#### DATA LISTING:
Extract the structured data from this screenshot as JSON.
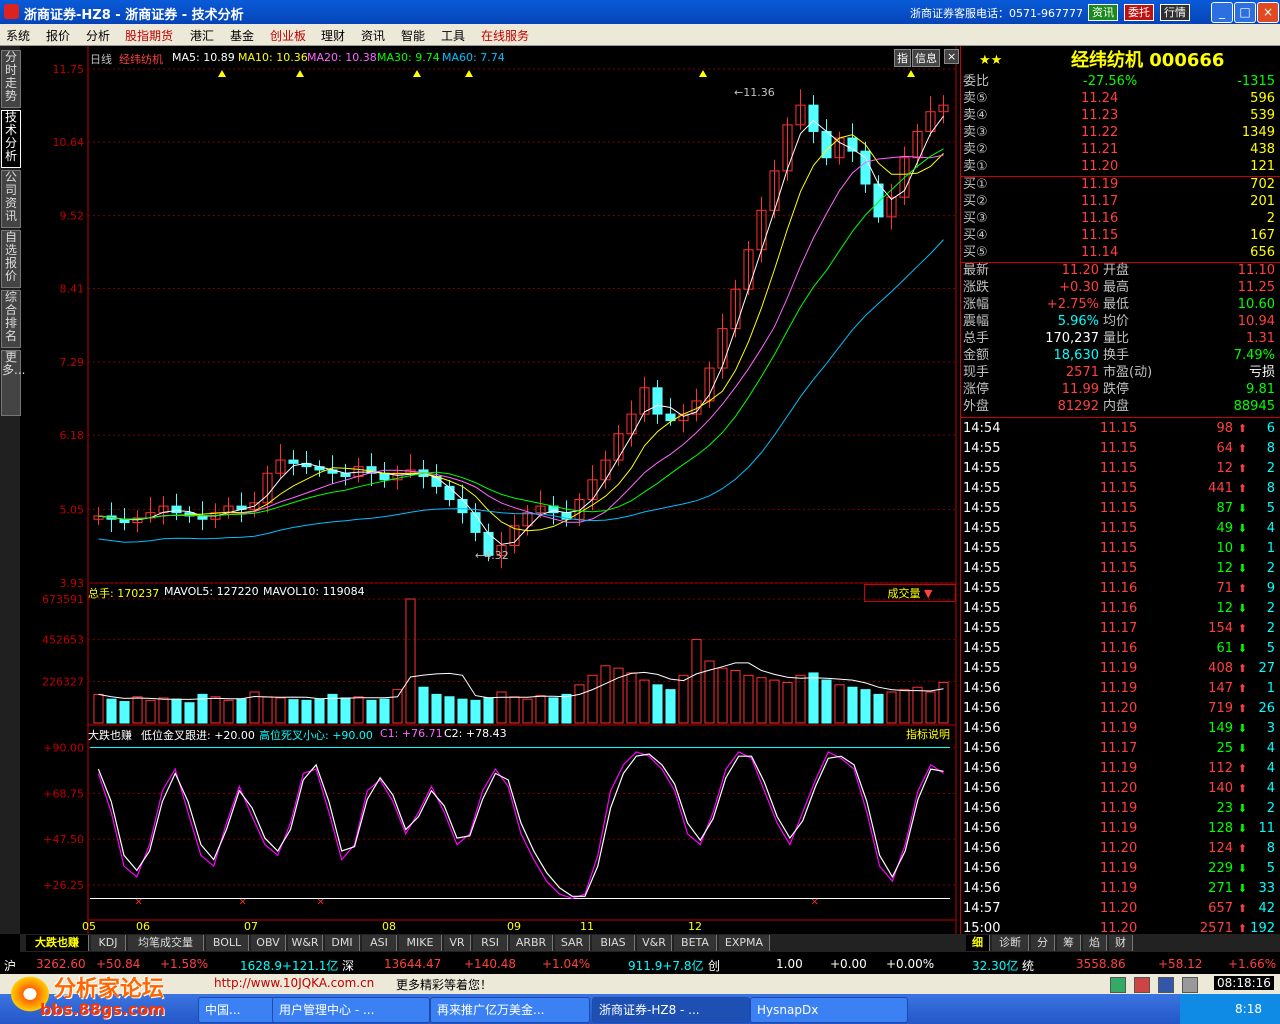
{
  "window": {
    "title": "浙商证券-HZ8 - 浙商证券 - 技术分析",
    "service_phone": "浙商证券客服电话：0571-967777",
    "buttons": [
      "资讯",
      "委托",
      "行情"
    ]
  },
  "menu": [
    "系统",
    "报价",
    "分析",
    "股指期货",
    "港汇",
    "基金",
    "创业板",
    "理财",
    "资讯",
    "智能",
    "工具",
    "在线服务"
  ],
  "left_tabs": [
    "分时走势",
    "技术分析",
    "公司资讯",
    "自选报价",
    "综合排名",
    "更多..."
  ],
  "chart": {
    "period": "日线",
    "stock_name": "经纬纺机",
    "ma_labels": [
      "MA5: 10.89",
      "MA10: 10.36",
      "MA20: 10.38",
      "MA30: 9.74",
      "MA60: 7.74"
    ],
    "buttons": [
      "指",
      "信息"
    ],
    "high_marker": "11.36",
    "low_marker": "4.32",
    "volume_header": [
      "总手: 170237",
      "MAVOL5: 127220",
      "MAVOL10: 119084"
    ],
    "volume_button": "成交量",
    "indicator_header": [
      "大跌也赚",
      "低位金叉跟进: +20.00",
      "高位死叉小心: +90.00",
      "C1: +76.71",
      "C2: +78.43"
    ],
    "indicator_button": "指标说明",
    "month_labels": [
      "05",
      "06",
      "07",
      "08",
      "09",
      "11",
      "12"
    ],
    "indicator_ticks": [
      "+90.00",
      "+68.75",
      "+47.50",
      "+26.25"
    ]
  },
  "chart_data": [
    {
      "type": "candlestick",
      "title": "经纬纺机 日线",
      "ylim": [
        3.93,
        11.75
      ],
      "y_ticks": [
        11.75,
        10.64,
        9.52,
        8.41,
        7.29,
        6.18,
        5.05,
        3.93
      ],
      "series": [
        {
          "name": "MA5",
          "value": 10.89,
          "color": "#ffffff"
        },
        {
          "name": "MA10",
          "value": 10.36,
          "color": "#ffff00"
        },
        {
          "name": "MA20",
          "value": 10.38,
          "color": "#ff66ff"
        },
        {
          "name": "MA30",
          "value": 9.74,
          "color": "#00ff00"
        },
        {
          "name": "MA60",
          "value": 7.74,
          "color": "#00c0ff"
        }
      ],
      "annotations": {
        "high": 11.36,
        "low": 4.32
      },
      "close_path": [
        4.95,
        4.9,
        4.85,
        4.92,
        5.0,
        5.1,
        5.0,
        4.95,
        4.9,
        5.0,
        5.1,
        5.05,
        5.15,
        5.6,
        5.8,
        5.75,
        5.7,
        5.65,
        5.6,
        5.55,
        5.7,
        5.6,
        5.5,
        5.6,
        5.65,
        5.55,
        5.4,
        5.2,
        5.0,
        4.7,
        4.35,
        4.5,
        4.8,
        5.0,
        5.1,
        5.0,
        4.9,
        5.2,
        5.5,
        5.8,
        6.2,
        6.5,
        6.9,
        6.5,
        6.4,
        6.5,
        6.7,
        7.2,
        7.8,
        8.4,
        9.0,
        9.6,
        10.2,
        10.9,
        11.2,
        10.8,
        10.4,
        10.7,
        10.5,
        10.0,
        9.5,
        9.8,
        10.4,
        10.8,
        11.1,
        11.2
      ]
    },
    {
      "type": "bar",
      "title": "成交量",
      "y_ticks": [
        673591,
        452653,
        226327
      ],
      "series": [
        {
          "name": "总手",
          "value": 170237
        },
        {
          "name": "MAVOL5",
          "value": 127220
        },
        {
          "name": "MAVOL10",
          "value": 119084
        }
      ],
      "values": [
        120,
        100,
        90,
        110,
        95,
        105,
        100,
        85,
        120,
        110,
        95,
        100,
        130,
        110,
        105,
        98,
        95,
        100,
        120,
        105,
        110,
        95,
        100,
        140,
        520,
        150,
        120,
        110,
        100,
        95,
        105,
        130,
        110,
        100,
        115,
        105,
        120,
        160,
        200,
        240,
        230,
        210,
        180,
        160,
        140,
        200,
        350,
        260,
        230,
        220,
        200,
        190,
        180,
        170,
        200,
        210,
        180,
        160,
        150,
        140,
        120,
        130,
        140,
        150,
        130,
        170
      ],
      "peak": 673591
    },
    {
      "type": "line",
      "title": "大跌也赚",
      "ylim": [
        10,
        100
      ],
      "y_ticks": [
        90.0,
        68.75,
        47.5,
        26.25
      ],
      "series": [
        {
          "name": "C1",
          "value": 76.71,
          "color": "#ff00ff"
        },
        {
          "name": "C2",
          "value": 78.43,
          "color": "#ffffff"
        },
        {
          "name": "低位金叉跟进",
          "value": 20.0
        },
        {
          "name": "高位死叉小心",
          "value": 90.0
        }
      ],
      "c1_path": [
        78,
        60,
        35,
        30,
        45,
        70,
        80,
        60,
        40,
        35,
        55,
        72,
        58,
        45,
        40,
        55,
        78,
        80,
        60,
        38,
        45,
        70,
        75,
        65,
        50,
        60,
        72,
        60,
        45,
        50,
        70,
        80,
        72,
        50,
        38,
        28,
        22,
        20,
        22,
        40,
        70,
        82,
        88,
        86,
        80,
        70,
        50,
        45,
        60,
        80,
        88,
        85,
        70,
        55,
        45,
        60,
        75,
        88,
        85,
        80,
        60,
        35,
        28,
        45,
        70,
        82,
        78
      ],
      "c2_path": [
        80,
        65,
        40,
        33,
        42,
        65,
        78,
        65,
        45,
        38,
        52,
        70,
        62,
        48,
        42,
        52,
        75,
        82,
        65,
        42,
        44,
        66,
        76,
        68,
        52,
        58,
        70,
        63,
        48,
        49,
        66,
        78,
        75,
        55,
        42,
        32,
        25,
        21,
        21,
        35,
        62,
        78,
        86,
        87,
        82,
        73,
        55,
        47,
        57,
        76,
        86,
        86,
        74,
        58,
        48,
        56,
        72,
        85,
        86,
        82,
        65,
        40,
        30,
        42,
        66,
        80,
        79
      ]
    }
  ],
  "quote": {
    "rating": "★★",
    "title": "经纬纺机 000666",
    "weibi": {
      "label": "委比",
      "ratio": "-27.56%",
      "diff": "-1315"
    },
    "asks": [
      {
        "label": "卖⑤",
        "price": "11.24",
        "vol": "596"
      },
      {
        "label": "卖④",
        "price": "11.23",
        "vol": "539"
      },
      {
        "label": "卖③",
        "price": "11.22",
        "vol": "1349"
      },
      {
        "label": "卖②",
        "price": "11.21",
        "vol": "438"
      },
      {
        "label": "卖①",
        "price": "11.20",
        "vol": "121"
      }
    ],
    "bids": [
      {
        "label": "买①",
        "price": "11.19",
        "vol": "702"
      },
      {
        "label": "买②",
        "price": "11.17",
        "vol": "201"
      },
      {
        "label": "买③",
        "price": "11.16",
        "vol": "2"
      },
      {
        "label": "买④",
        "price": "11.15",
        "vol": "167"
      },
      {
        "label": "买⑤",
        "price": "11.14",
        "vol": "656"
      }
    ],
    "stats": [
      {
        "l1": "最新",
        "v1": "11.20",
        "l2": "开盘",
        "v2": "11.10"
      },
      {
        "l1": "涨跌",
        "v1": "+0.30",
        "l2": "最高",
        "v2": "11.25"
      },
      {
        "l1": "涨幅",
        "v1": "+2.75%",
        "l2": "最低",
        "v2": "10.60"
      },
      {
        "l1": "震幅",
        "v1": "5.96%",
        "l2": "均价",
        "v2": "10.94"
      },
      {
        "l1": "总手",
        "v1": "170,237",
        "l2": "量比",
        "v2": "1.31"
      },
      {
        "l1": "金额",
        "v1": "18,630",
        "l2": "换手",
        "v2": "7.49%"
      },
      {
        "l1": "现手",
        "v1": "2571",
        "l2": "市盈(动)",
        "v2": "亏损"
      },
      {
        "l1": "涨停",
        "v1": "11.99",
        "l2": "跌停",
        "v2": "9.81"
      },
      {
        "l1": "外盘",
        "v1": "81292",
        "l2": "内盘",
        "v2": "88945"
      }
    ],
    "ticks": [
      {
        "t": "14:54",
        "p": "11.15",
        "v": "98",
        "d": "up",
        "n": "6"
      },
      {
        "t": "14:55",
        "p": "11.15",
        "v": "64",
        "d": "up",
        "n": "8"
      },
      {
        "t": "14:55",
        "p": "11.15",
        "v": "12",
        "d": "up",
        "n": "2"
      },
      {
        "t": "14:55",
        "p": "11.15",
        "v": "441",
        "d": "up",
        "n": "8"
      },
      {
        "t": "14:55",
        "p": "11.15",
        "v": "87",
        "d": "down",
        "n": "5"
      },
      {
        "t": "14:55",
        "p": "11.15",
        "v": "49",
        "d": "down",
        "n": "4"
      },
      {
        "t": "14:55",
        "p": "11.15",
        "v": "10",
        "d": "down",
        "n": "1"
      },
      {
        "t": "14:55",
        "p": "11.15",
        "v": "12",
        "d": "down",
        "n": "2"
      },
      {
        "t": "14:55",
        "p": "11.16",
        "v": "71",
        "d": "up",
        "n": "9"
      },
      {
        "t": "14:55",
        "p": "11.16",
        "v": "12",
        "d": "down",
        "n": "2"
      },
      {
        "t": "14:55",
        "p": "11.17",
        "v": "154",
        "d": "up",
        "n": "2"
      },
      {
        "t": "14:55",
        "p": "11.16",
        "v": "61",
        "d": "down",
        "n": "5"
      },
      {
        "t": "14:55",
        "p": "11.19",
        "v": "408",
        "d": "up",
        "n": "27"
      },
      {
        "t": "14:56",
        "p": "11.19",
        "v": "147",
        "d": "up",
        "n": "1"
      },
      {
        "t": "14:56",
        "p": "11.20",
        "v": "719",
        "d": "up",
        "n": "26"
      },
      {
        "t": "14:56",
        "p": "11.19",
        "v": "149",
        "d": "down",
        "n": "3"
      },
      {
        "t": "14:56",
        "p": "11.17",
        "v": "25",
        "d": "down",
        "n": "4"
      },
      {
        "t": "14:56",
        "p": "11.19",
        "v": "112",
        "d": "up",
        "n": "4"
      },
      {
        "t": "14:56",
        "p": "11.20",
        "v": "140",
        "d": "up",
        "n": "4"
      },
      {
        "t": "14:56",
        "p": "11.19",
        "v": "23",
        "d": "down",
        "n": "2"
      },
      {
        "t": "14:56",
        "p": "11.19",
        "v": "128",
        "d": "down",
        "n": "11"
      },
      {
        "t": "14:56",
        "p": "11.20",
        "v": "124",
        "d": "up",
        "n": "8"
      },
      {
        "t": "14:56",
        "p": "11.19",
        "v": "229",
        "d": "down",
        "n": "5"
      },
      {
        "t": "14:56",
        "p": "11.19",
        "v": "271",
        "d": "down",
        "n": "33"
      },
      {
        "t": "14:57",
        "p": "11.20",
        "v": "657",
        "d": "up",
        "n": "42"
      },
      {
        "t": "15:00",
        "p": "11.20",
        "v": "2571",
        "d": "up",
        "n": "192"
      }
    ]
  },
  "bottom_tabs": [
    "大跌也赚",
    "KDJ",
    "均笔成交量",
    "BOLL",
    "OBV",
    "W&R",
    "DMI",
    "ASI",
    "MIKE",
    "VR",
    "RSI",
    "ARBR",
    "SAR",
    "BIAS",
    "V&R",
    "BETA",
    "EXPMA"
  ],
  "right_tabs": [
    "细",
    "诊断",
    "分",
    "筹",
    "焰",
    "财"
  ],
  "status": [
    {
      "text": "沪",
      "color": "#ffffff"
    },
    {
      "text": "3262.60",
      "color": "#ff4040"
    },
    {
      "text": "+50.84",
      "color": "#ff4040"
    },
    {
      "text": "+1.58%",
      "color": "#ff4040"
    },
    {
      "text": "1628.9+121.1亿",
      "color": "#00ffff"
    },
    {
      "text": "深",
      "color": "#ffffff"
    },
    {
      "text": "13644.47",
      "color": "#ff4040"
    },
    {
      "text": "+140.48",
      "color": "#ff4040"
    },
    {
      "text": "+1.04%",
      "color": "#ff4040"
    },
    {
      "text": "911.9+7.8亿",
      "color": "#00ffff"
    },
    {
      "text": "创",
      "color": "#ffffff"
    },
    {
      "text": "1.00",
      "color": "#ffffff"
    },
    {
      "text": "+0.00",
      "color": "#ffffff"
    },
    {
      "text": "+0.00%",
      "color": "#ffffff"
    },
    {
      "text": "32.30亿",
      "color": "#00ffff"
    },
    {
      "text": "统",
      "color": "#ffffff"
    },
    {
      "text": "3558.86",
      "color": "#ff4040"
    },
    {
      "text": "+58.12",
      "color": "#ff4040"
    },
    {
      "text": "+1.66%",
      "color": "#ff4040"
    }
  ],
  "infobar": {
    "site": "http://www.10JQKA.com.cn",
    "msg": "更多精彩等着您！",
    "clock": "08:18:16"
  },
  "watermark": {
    "text": "分析家论坛",
    "url": "bbs.88gs.com"
  },
  "taskbar": {
    "items": [
      "中国...",
      "用户管理中心 - ...",
      "再来推广亿万美金...",
      "浙商证券-HZ8 - ...",
      "HysnapDx"
    ],
    "time": "8:18"
  }
}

#### WHAT TO PRODUCE:
Locate the word "title" in the records above, and return each line that has it.

#### THE ANSWER:
    "title": "浙商证券-HZ8 - 浙商证券 - 技术分析",
      "title": "经纬纺机 日线",
      "title": "成交量",
      "title": "大跌也赚",
    "title": "经纬纺机 000666",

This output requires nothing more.